Collected data
— BEGIN —

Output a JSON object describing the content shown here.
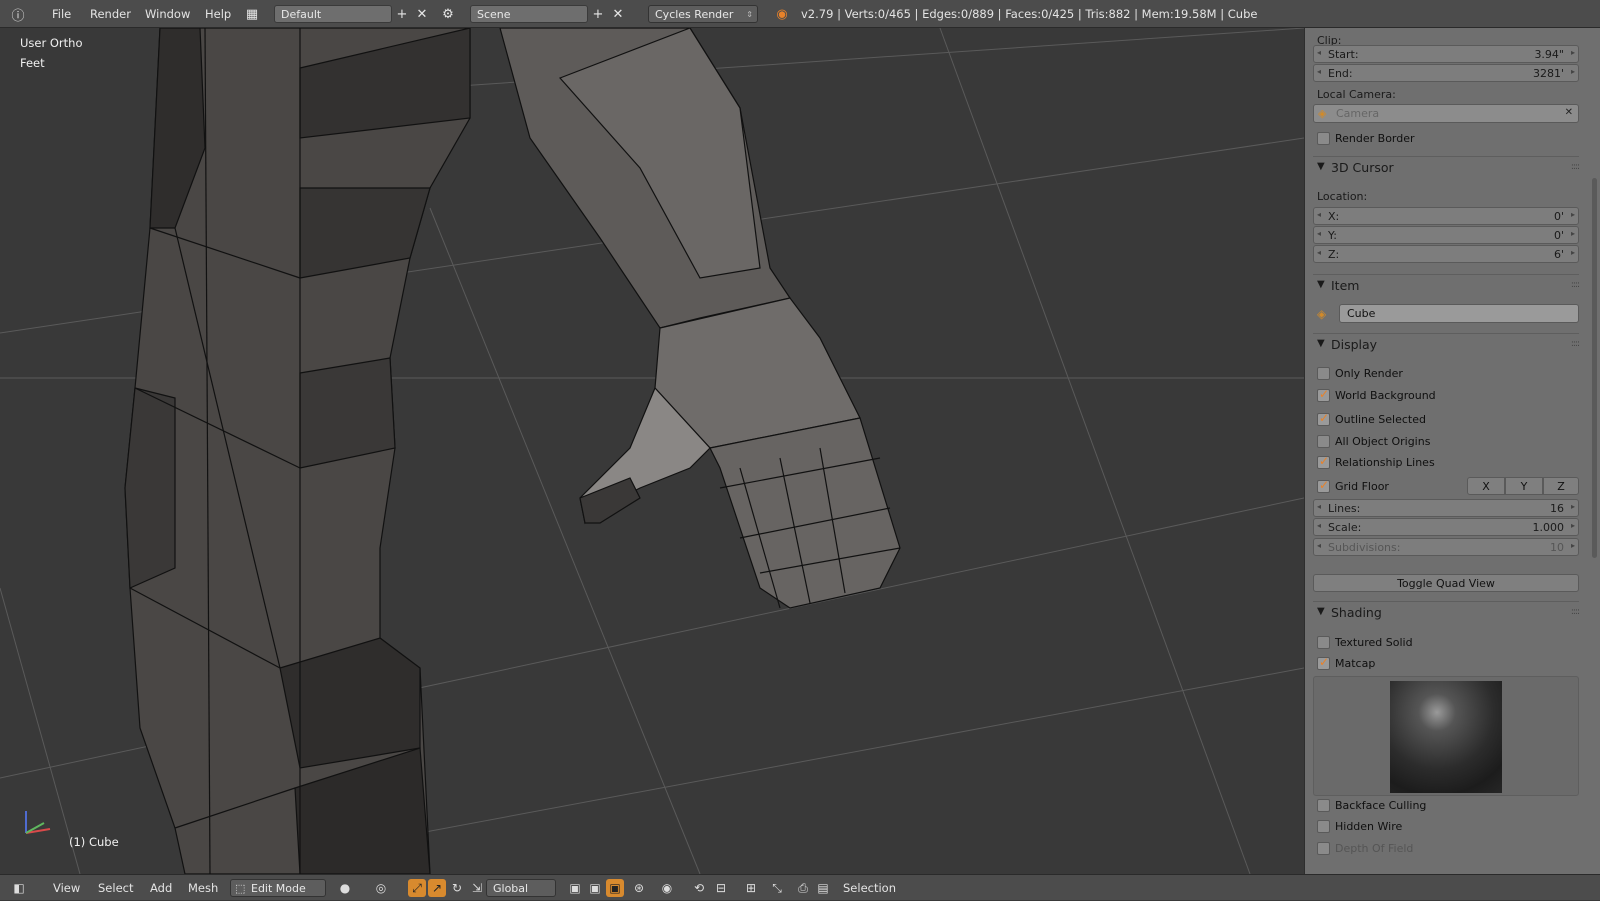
{
  "topbar": {
    "menus": [
      "File",
      "Render",
      "Window",
      "Help"
    ],
    "layout_name": "Default",
    "scene_name": "Scene",
    "render_engine": "Cycles Render",
    "stats": "v2.79 | Verts:0/465 | Edges:0/889 | Faces:0/425 | Tris:882 | Mem:19.58M | Cube"
  },
  "viewport": {
    "view_name": "User Ortho",
    "units": "Feet",
    "object_label": "(1) Cube",
    "axis_x": "x",
    "axis_y": "y",
    "axis_z": "z"
  },
  "panel": {
    "clip_label": "Clip:",
    "clip_start_label": "Start:",
    "clip_start_value": "3.94\"",
    "clip_end_label": "End:",
    "clip_end_value": "3281'",
    "local_camera_label": "Local Camera:",
    "camera_placeholder": "Camera",
    "render_border": "Render Border",
    "cursor_section": "3D Cursor",
    "location_label": "Location:",
    "cursor_x_label": "X:",
    "cursor_x_value": "0'",
    "cursor_y_label": "Y:",
    "cursor_y_value": "0'",
    "cursor_z_label": "Z:",
    "cursor_z_value": "6'",
    "item_section": "Item",
    "item_name": "Cube",
    "display_section": "Display",
    "only_render": "Only Render",
    "world_background": "World Background",
    "outline_selected": "Outline Selected",
    "all_object_origins": "All Object Origins",
    "relationship_lines": "Relationship Lines",
    "grid_floor": "Grid Floor",
    "axis_x_btn": "X",
    "axis_y_btn": "Y",
    "axis_z_btn": "Z",
    "lines_label": "Lines:",
    "lines_value": "16",
    "scale_label": "Scale:",
    "scale_value": "1.000",
    "subdivisions_label": "Subdivisions:",
    "subdivisions_value": "10",
    "toggle_quad_view": "Toggle Quad View",
    "shading_section": "Shading",
    "textured_solid": "Textured Solid",
    "matcap": "Matcap",
    "backface_culling": "Backface Culling",
    "hidden_wire": "Hidden Wire",
    "depth_of_field": "Depth Of Field"
  },
  "checkboxes": {
    "render_border": false,
    "only_render": false,
    "world_background": true,
    "outline_selected": true,
    "all_object_origins": false,
    "relationship_lines": true,
    "grid_floor": true,
    "textured_solid": false,
    "matcap": true,
    "backface_culling": false,
    "hidden_wire": false,
    "depth_of_field": false
  },
  "bottombar": {
    "menus": [
      "View",
      "Select",
      "Add",
      "Mesh"
    ],
    "mode": "Edit Mode",
    "orientation": "Global",
    "selection_label": "Selection"
  },
  "colors": {
    "accent": "#e8822a",
    "panel_bg": "#6f6f6f",
    "viewport_bg": "#393939",
    "header_bg": "#4c4c4c"
  }
}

— END —

What the exercise asks
Quote the records above exactly, leaving out any pictures.

Response
Output a JSON object describing the content shown here.
{
  "topbar": {
    "menus": [
      "File",
      "Render",
      "Window",
      "Help"
    ],
    "layout_name": "Default",
    "scene_name": "Scene",
    "render_engine": "Cycles Render",
    "stats": "v2.79 | Verts:0/465 | Edges:0/889 | Faces:0/425 | Tris:882 | Mem:19.58M | Cube"
  },
  "viewport": {
    "view_name": "User Ortho",
    "units": "Feet",
    "object_label": "(1) Cube",
    "axis_x": "x",
    "axis_y": "y",
    "axis_z": "z"
  },
  "panel": {
    "clip_label": "Clip:",
    "clip_start_label": "Start:",
    "clip_start_value": "3.94\"",
    "clip_end_label": "End:",
    "clip_end_value": "3281'",
    "local_camera_label": "Local Camera:",
    "camera_placeholder": "Camera",
    "render_border": "Render Border",
    "cursor_section": "3D Cursor",
    "location_label": "Location:",
    "cursor_x_label": "X:",
    "cursor_x_value": "0'",
    "cursor_y_label": "Y:",
    "cursor_y_value": "0'",
    "cursor_z_label": "Z:",
    "cursor_z_value": "6'",
    "item_section": "Item",
    "item_name": "Cube",
    "display_section": "Display",
    "only_render": "Only Render",
    "world_background": "World Background",
    "outline_selected": "Outline Selected",
    "all_object_origins": "All Object Origins",
    "relationship_lines": "Relationship Lines",
    "grid_floor": "Grid Floor",
    "axis_x_btn": "X",
    "axis_y_btn": "Y",
    "axis_z_btn": "Z",
    "lines_label": "Lines:",
    "lines_value": "16",
    "scale_label": "Scale:",
    "scale_value": "1.000",
    "subdivisions_label": "Subdivisions:",
    "subdivisions_value": "10",
    "toggle_quad_view": "Toggle Quad View",
    "shading_section": "Shading",
    "textured_solid": "Textured Solid",
    "matcap": "Matcap",
    "backface_culling": "Backface Culling",
    "hidden_wire": "Hidden Wire",
    "depth_of_field": "Depth Of Field"
  },
  "checkboxes": {
    "render_border": false,
    "only_render": false,
    "world_background": true,
    "outline_selected": true,
    "all_object_origins": false,
    "relationship_lines": true,
    "grid_floor": true,
    "textured_solid": false,
    "matcap": true,
    "backface_culling": false,
    "hidden_wire": false,
    "depth_of_field": false
  },
  "bottombar": {
    "menus": [
      "View",
      "Select",
      "Add",
      "Mesh"
    ],
    "mode": "Edit Mode",
    "orientation": "Global",
    "selection_label": "Selection"
  },
  "colors": {
    "accent": "#e8822a",
    "panel_bg": "#6f6f6f",
    "viewport_bg": "#393939",
    "header_bg": "#4c4c4c"
  }
}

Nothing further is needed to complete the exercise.